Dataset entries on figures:
━━━━━━

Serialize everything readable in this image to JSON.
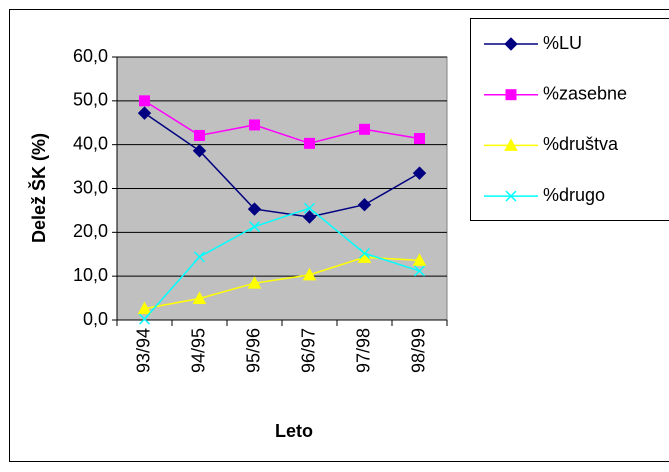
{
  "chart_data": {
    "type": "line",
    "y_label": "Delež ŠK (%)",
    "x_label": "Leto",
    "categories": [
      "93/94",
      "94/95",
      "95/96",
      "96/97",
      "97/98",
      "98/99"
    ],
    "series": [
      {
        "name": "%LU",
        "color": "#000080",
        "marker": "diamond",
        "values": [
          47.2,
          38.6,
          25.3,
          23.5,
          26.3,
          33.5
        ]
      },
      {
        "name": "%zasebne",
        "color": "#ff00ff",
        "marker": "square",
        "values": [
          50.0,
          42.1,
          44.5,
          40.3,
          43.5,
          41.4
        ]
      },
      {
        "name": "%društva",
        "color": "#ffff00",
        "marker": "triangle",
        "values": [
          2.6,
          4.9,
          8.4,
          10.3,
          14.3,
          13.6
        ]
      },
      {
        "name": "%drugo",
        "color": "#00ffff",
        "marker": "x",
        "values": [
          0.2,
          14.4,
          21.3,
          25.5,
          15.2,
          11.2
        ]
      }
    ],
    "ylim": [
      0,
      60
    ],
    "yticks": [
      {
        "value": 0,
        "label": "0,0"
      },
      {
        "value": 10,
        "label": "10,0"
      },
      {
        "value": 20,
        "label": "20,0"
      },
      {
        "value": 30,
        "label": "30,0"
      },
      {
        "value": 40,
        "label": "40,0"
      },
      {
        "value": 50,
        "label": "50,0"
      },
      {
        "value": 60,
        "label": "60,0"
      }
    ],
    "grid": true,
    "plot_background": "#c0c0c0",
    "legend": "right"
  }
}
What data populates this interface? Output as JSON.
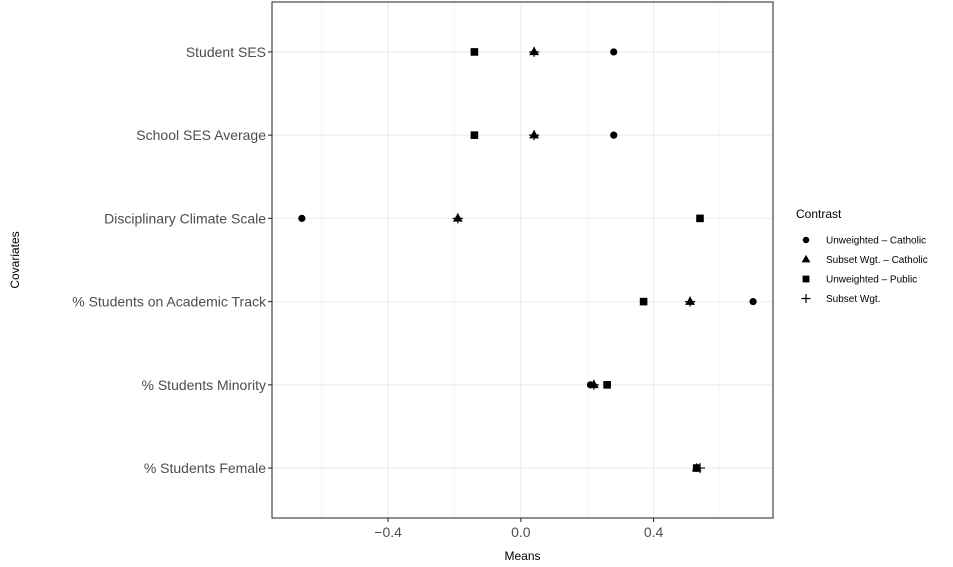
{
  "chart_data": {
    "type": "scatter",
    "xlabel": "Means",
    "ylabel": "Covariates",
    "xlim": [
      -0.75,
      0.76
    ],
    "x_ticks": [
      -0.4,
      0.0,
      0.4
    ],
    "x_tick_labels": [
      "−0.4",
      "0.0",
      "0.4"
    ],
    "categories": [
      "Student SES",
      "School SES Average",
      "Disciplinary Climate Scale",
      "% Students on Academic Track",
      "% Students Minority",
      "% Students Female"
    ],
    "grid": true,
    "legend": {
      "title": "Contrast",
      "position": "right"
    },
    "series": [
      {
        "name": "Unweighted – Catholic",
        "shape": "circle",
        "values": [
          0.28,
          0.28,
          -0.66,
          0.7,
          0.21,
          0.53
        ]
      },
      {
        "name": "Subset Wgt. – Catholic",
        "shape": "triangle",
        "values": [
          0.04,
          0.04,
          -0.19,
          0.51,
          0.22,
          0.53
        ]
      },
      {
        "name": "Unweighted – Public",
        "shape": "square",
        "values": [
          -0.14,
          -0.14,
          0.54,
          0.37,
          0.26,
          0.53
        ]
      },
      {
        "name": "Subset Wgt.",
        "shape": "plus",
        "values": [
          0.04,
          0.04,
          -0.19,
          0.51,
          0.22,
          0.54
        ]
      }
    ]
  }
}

━━━━━━

Exercise task: Look through the entries above; copy every line holding the string "Catholic".

Answer for this exercise:
        "name": "Unweighted – Catholic",
        "name": "Subset Wgt. – Catholic",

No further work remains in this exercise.